— Begin DATASET ROWS —
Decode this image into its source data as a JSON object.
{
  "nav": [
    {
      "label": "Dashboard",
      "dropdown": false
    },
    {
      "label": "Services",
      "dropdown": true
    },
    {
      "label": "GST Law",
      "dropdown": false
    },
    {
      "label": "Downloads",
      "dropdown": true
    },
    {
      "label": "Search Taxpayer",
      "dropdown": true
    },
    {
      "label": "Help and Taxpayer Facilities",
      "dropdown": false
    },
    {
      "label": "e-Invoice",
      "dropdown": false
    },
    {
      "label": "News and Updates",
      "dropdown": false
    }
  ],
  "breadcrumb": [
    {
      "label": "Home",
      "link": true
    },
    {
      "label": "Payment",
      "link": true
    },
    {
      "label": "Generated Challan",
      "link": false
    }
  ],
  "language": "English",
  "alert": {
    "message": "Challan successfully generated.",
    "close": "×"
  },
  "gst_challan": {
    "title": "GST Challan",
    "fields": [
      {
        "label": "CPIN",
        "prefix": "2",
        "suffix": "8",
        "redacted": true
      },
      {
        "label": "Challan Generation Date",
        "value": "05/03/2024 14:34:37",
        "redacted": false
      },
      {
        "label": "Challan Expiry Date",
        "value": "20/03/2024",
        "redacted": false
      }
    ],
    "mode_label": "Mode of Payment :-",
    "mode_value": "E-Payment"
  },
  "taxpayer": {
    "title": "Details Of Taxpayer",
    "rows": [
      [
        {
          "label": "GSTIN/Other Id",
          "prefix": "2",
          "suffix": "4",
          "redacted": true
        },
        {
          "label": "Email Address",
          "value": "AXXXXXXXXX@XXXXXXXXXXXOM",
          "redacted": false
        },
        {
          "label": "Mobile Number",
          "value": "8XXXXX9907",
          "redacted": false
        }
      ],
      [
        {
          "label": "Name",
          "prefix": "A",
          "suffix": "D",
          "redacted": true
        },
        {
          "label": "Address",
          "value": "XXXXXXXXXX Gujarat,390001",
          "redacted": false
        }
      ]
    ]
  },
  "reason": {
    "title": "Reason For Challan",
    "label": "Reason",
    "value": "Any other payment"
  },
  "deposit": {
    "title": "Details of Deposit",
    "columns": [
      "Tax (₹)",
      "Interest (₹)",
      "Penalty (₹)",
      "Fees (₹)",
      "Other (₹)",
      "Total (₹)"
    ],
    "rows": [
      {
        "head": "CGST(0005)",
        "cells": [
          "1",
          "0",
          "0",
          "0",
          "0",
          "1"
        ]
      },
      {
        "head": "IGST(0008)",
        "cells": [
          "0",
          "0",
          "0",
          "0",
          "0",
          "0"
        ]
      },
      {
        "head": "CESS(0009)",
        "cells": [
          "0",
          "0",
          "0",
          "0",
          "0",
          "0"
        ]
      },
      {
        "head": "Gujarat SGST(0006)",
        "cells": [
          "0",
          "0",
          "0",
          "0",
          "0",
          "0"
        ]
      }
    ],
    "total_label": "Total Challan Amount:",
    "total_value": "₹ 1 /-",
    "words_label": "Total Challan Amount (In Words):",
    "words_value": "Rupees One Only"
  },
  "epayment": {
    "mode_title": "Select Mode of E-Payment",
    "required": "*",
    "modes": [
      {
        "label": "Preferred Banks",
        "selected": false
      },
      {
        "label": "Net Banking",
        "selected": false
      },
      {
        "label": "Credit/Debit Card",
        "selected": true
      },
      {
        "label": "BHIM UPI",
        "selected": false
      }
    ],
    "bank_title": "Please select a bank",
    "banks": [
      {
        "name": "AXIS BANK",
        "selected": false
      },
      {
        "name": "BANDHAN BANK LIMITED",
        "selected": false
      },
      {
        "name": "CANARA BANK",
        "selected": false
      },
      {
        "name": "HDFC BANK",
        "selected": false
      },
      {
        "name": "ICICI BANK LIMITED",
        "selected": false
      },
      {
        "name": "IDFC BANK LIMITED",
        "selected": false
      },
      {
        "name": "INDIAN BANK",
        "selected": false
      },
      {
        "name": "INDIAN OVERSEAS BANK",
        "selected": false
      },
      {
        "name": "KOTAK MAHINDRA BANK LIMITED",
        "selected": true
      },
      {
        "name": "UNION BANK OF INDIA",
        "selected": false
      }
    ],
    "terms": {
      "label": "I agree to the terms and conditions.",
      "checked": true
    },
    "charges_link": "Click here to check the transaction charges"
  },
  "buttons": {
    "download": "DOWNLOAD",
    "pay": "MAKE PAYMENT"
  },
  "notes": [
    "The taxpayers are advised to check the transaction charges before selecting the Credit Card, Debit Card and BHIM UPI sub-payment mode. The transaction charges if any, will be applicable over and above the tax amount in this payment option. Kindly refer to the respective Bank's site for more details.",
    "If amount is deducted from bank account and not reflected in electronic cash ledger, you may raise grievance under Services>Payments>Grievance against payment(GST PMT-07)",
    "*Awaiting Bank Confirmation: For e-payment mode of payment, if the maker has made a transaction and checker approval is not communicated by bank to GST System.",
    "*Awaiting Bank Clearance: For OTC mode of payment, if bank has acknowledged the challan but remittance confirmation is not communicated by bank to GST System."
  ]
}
— End DATASET ROWS —
- [EXERCISE AIM]
Quote each line of the listing above exactly.

- [EXERCISE RESPONSE]
Decode this image into its source data as a JSON object.
{
  "nav": [
    {
      "label": "Dashboard",
      "dropdown": false
    },
    {
      "label": "Services",
      "dropdown": true
    },
    {
      "label": "GST Law",
      "dropdown": false
    },
    {
      "label": "Downloads",
      "dropdown": true
    },
    {
      "label": "Search Taxpayer",
      "dropdown": true
    },
    {
      "label": "Help and Taxpayer Facilities",
      "dropdown": false
    },
    {
      "label": "e-Invoice",
      "dropdown": false
    },
    {
      "label": "News and Updates",
      "dropdown": false
    }
  ],
  "breadcrumb": [
    {
      "label": "Home",
      "link": true
    },
    {
      "label": "Payment",
      "link": true
    },
    {
      "label": "Generated Challan",
      "link": false
    }
  ],
  "language": "English",
  "alert": {
    "message": "Challan successfully generated.",
    "close": "×"
  },
  "gst_challan": {
    "title": "GST Challan",
    "fields": [
      {
        "label": "CPIN",
        "prefix": "2",
        "suffix": "8",
        "redacted": true
      },
      {
        "label": "Challan Generation Date",
        "value": "05/03/2024 14:34:37",
        "redacted": false
      },
      {
        "label": "Challan Expiry Date",
        "value": "20/03/2024",
        "redacted": false
      }
    ],
    "mode_label": "Mode of Payment :-",
    "mode_value": "E-Payment"
  },
  "taxpayer": {
    "title": "Details Of Taxpayer",
    "rows": [
      [
        {
          "label": "GSTIN/Other Id",
          "prefix": "2",
          "suffix": "4",
          "redacted": true
        },
        {
          "label": "Email Address",
          "value": "AXXXXXXXXX@XXXXXXXXXXXOM",
          "redacted": false
        },
        {
          "label": "Mobile Number",
          "value": "8XXXXX9907",
          "redacted": false
        }
      ],
      [
        {
          "label": "Name",
          "prefix": "A",
          "suffix": "D",
          "redacted": true
        },
        {
          "label": "Address",
          "value": "XXXXXXXXXX Gujarat,390001",
          "redacted": false
        }
      ]
    ]
  },
  "reason": {
    "title": "Reason For Challan",
    "label": "Reason",
    "value": "Any other payment"
  },
  "deposit": {
    "title": "Details of Deposit",
    "columns": [
      "Tax (₹)",
      "Interest (₹)",
      "Penalty (₹)",
      "Fees (₹)",
      "Other (₹)",
      "Total (₹)"
    ],
    "rows": [
      {
        "head": "CGST(0005)",
        "cells": [
          "1",
          "0",
          "0",
          "0",
          "0",
          "1"
        ]
      },
      {
        "head": "IGST(0008)",
        "cells": [
          "0",
          "0",
          "0",
          "0",
          "0",
          "0"
        ]
      },
      {
        "head": "CESS(0009)",
        "cells": [
          "0",
          "0",
          "0",
          "0",
          "0",
          "0"
        ]
      },
      {
        "head": "Gujarat SGST(0006)",
        "cells": [
          "0",
          "0",
          "0",
          "0",
          "0",
          "0"
        ]
      }
    ],
    "total_label": "Total Challan Amount:",
    "total_value": "₹ 1 /-",
    "words_label": "Total Challan Amount (In Words):",
    "words_value": "Rupees One Only"
  },
  "epayment": {
    "mode_title": "Select Mode of E-Payment",
    "required": "*",
    "modes": [
      {
        "label": "Preferred Banks",
        "selected": false
      },
      {
        "label": "Net Banking",
        "selected": false
      },
      {
        "label": "Credit/Debit Card",
        "selected": true
      },
      {
        "label": "BHIM UPI",
        "selected": false
      }
    ],
    "bank_title": "Please select a bank",
    "banks": [
      {
        "name": "AXIS BANK",
        "selected": false
      },
      {
        "name": "BANDHAN BANK LIMITED",
        "selected": false
      },
      {
        "name": "CANARA BANK",
        "selected": false
      },
      {
        "name": "HDFC BANK",
        "selected": false
      },
      {
        "name": "ICICI BANK LIMITED",
        "selected": false
      },
      {
        "name": "IDFC BANK LIMITED",
        "selected": false
      },
      {
        "name": "INDIAN BANK",
        "selected": false
      },
      {
        "name": "INDIAN OVERSEAS BANK",
        "selected": false
      },
      {
        "name": "KOTAK MAHINDRA BANK LIMITED",
        "selected": true
      },
      {
        "name": "UNION BANK OF INDIA",
        "selected": false
      }
    ],
    "terms": {
      "label": "I agree to the terms and conditions.",
      "checked": true
    },
    "charges_link": "Click here to check the transaction charges"
  },
  "buttons": {
    "download": "DOWNLOAD",
    "pay": "MAKE PAYMENT"
  },
  "notes": [
    "The taxpayers are advised to check the transaction charges before selecting the Credit Card, Debit Card and BHIM UPI sub-payment mode. The transaction charges if any, will be applicable over and above the tax amount in this payment option. Kindly refer to the respective Bank's site for more details.",
    "If amount is deducted from bank account and not reflected in electronic cash ledger, you may raise grievance under Services>Payments>Grievance against payment(GST PMT-07)",
    "*Awaiting Bank Confirmation: For e-payment mode of payment, if the maker has made a transaction and checker approval is not communicated by bank to GST System.",
    "*Awaiting Bank Clearance: For OTC mode of payment, if bank has acknowledged the challan but remittance confirmation is not communicated by bank to GST System."
  ]
}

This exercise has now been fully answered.